#### Exercise details:
From the listing below, pick out each line with the word "this".

#### Information supplied:
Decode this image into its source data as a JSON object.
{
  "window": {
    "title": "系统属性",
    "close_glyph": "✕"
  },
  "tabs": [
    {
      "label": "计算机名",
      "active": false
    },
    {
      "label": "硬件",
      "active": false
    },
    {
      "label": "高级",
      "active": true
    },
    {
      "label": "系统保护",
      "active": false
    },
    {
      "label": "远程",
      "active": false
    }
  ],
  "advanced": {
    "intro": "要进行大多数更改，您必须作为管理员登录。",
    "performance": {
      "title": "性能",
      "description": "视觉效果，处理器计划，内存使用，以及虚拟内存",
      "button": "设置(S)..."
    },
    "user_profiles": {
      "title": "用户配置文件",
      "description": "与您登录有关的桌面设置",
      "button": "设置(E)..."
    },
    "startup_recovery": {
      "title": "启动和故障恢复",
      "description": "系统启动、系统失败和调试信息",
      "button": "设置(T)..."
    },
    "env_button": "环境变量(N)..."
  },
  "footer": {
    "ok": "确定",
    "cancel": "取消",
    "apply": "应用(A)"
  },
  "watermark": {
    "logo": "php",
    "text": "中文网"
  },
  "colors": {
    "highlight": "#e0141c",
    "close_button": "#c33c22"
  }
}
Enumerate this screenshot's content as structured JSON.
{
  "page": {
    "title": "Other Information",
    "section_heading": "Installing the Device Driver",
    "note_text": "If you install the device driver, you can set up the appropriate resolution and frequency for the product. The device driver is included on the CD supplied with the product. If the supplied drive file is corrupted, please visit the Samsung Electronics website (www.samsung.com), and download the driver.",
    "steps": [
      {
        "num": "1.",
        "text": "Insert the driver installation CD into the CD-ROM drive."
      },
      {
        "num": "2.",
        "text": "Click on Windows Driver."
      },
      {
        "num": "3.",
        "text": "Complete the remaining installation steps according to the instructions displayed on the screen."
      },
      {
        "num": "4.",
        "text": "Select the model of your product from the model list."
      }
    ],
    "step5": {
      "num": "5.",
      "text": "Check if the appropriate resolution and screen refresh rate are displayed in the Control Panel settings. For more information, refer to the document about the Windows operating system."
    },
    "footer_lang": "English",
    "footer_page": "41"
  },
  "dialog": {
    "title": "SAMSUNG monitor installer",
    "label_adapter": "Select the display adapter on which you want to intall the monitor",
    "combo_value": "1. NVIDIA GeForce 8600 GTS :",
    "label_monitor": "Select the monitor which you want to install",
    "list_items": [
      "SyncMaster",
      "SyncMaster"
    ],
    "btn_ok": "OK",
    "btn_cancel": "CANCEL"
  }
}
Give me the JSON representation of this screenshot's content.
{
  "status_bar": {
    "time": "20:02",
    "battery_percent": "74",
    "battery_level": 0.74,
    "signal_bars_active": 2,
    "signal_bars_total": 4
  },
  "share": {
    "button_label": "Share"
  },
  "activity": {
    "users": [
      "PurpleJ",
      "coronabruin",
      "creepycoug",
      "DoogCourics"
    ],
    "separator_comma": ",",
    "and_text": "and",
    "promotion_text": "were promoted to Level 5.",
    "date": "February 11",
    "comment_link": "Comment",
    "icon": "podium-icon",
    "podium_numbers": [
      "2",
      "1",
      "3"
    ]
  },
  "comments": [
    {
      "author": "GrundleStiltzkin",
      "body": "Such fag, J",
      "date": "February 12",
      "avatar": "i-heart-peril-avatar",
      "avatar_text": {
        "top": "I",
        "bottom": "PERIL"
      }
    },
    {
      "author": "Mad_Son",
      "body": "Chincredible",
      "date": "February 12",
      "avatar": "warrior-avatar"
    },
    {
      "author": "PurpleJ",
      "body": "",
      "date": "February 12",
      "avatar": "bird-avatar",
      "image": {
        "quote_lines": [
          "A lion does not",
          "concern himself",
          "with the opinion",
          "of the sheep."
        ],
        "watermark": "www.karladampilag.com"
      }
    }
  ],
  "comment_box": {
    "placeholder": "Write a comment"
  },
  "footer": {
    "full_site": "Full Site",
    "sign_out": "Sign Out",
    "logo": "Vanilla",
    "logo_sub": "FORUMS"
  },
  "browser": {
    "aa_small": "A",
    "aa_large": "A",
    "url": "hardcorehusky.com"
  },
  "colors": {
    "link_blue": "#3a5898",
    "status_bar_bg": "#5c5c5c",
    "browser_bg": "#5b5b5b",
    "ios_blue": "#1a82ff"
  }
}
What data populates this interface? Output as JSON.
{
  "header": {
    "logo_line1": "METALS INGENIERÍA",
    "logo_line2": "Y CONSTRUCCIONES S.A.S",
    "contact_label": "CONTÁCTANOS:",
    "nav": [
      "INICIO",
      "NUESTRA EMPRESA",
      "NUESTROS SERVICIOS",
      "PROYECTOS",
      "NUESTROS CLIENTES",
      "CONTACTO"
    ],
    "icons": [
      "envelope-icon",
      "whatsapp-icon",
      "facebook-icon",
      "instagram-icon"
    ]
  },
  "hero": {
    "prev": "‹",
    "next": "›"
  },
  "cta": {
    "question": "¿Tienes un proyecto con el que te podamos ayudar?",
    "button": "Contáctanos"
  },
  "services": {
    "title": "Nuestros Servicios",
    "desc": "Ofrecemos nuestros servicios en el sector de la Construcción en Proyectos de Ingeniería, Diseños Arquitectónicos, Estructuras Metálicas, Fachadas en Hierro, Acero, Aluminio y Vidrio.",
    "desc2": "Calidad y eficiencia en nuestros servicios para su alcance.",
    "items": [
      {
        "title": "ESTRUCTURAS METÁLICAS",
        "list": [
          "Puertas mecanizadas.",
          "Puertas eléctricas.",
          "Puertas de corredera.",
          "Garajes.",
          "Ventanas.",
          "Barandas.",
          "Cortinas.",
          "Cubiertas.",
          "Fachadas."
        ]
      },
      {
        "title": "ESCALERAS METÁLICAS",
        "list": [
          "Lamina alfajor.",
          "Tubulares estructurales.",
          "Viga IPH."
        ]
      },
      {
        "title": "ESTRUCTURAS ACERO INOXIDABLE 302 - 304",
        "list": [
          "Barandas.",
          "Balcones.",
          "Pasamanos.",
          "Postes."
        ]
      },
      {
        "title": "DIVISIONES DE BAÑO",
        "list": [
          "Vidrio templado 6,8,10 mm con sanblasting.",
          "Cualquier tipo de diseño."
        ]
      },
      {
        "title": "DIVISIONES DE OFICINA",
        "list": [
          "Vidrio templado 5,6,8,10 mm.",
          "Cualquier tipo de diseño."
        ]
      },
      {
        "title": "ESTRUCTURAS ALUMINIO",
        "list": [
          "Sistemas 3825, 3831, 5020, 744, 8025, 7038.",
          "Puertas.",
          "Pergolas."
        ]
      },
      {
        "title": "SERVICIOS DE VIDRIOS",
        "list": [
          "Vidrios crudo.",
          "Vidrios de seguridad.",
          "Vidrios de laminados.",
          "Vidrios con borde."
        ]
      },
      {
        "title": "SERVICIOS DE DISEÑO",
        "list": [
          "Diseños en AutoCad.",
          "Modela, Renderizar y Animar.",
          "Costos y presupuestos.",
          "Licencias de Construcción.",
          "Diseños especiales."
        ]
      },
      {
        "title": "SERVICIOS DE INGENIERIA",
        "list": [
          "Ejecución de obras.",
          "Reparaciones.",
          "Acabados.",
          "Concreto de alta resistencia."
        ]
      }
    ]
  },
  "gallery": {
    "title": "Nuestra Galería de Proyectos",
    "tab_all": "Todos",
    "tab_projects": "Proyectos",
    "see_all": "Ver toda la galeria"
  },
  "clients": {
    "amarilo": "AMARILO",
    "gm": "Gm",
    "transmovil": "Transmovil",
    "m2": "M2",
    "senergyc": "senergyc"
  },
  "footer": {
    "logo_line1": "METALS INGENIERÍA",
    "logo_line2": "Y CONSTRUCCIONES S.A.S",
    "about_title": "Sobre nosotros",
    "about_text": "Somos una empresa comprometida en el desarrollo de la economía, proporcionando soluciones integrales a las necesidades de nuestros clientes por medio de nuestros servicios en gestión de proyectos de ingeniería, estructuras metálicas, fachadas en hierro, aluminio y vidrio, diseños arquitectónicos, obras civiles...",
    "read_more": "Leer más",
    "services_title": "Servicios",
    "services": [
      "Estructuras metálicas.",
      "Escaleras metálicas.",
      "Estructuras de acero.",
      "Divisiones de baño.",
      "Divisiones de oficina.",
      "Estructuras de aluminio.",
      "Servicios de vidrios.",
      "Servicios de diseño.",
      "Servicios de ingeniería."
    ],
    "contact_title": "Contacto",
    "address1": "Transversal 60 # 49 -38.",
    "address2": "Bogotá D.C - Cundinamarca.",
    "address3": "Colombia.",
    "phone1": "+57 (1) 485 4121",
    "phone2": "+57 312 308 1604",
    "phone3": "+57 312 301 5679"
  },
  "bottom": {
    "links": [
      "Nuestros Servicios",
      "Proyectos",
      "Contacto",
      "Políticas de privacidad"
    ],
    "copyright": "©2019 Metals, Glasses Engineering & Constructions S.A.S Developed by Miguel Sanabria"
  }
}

#### Expected answer:
Decode this image into its source data as a JSON object.
Enumerate this screenshot's content as structured JSON.
Give me the JSON representation of this screenshot's content.
What data populates this interface? Output as JSON.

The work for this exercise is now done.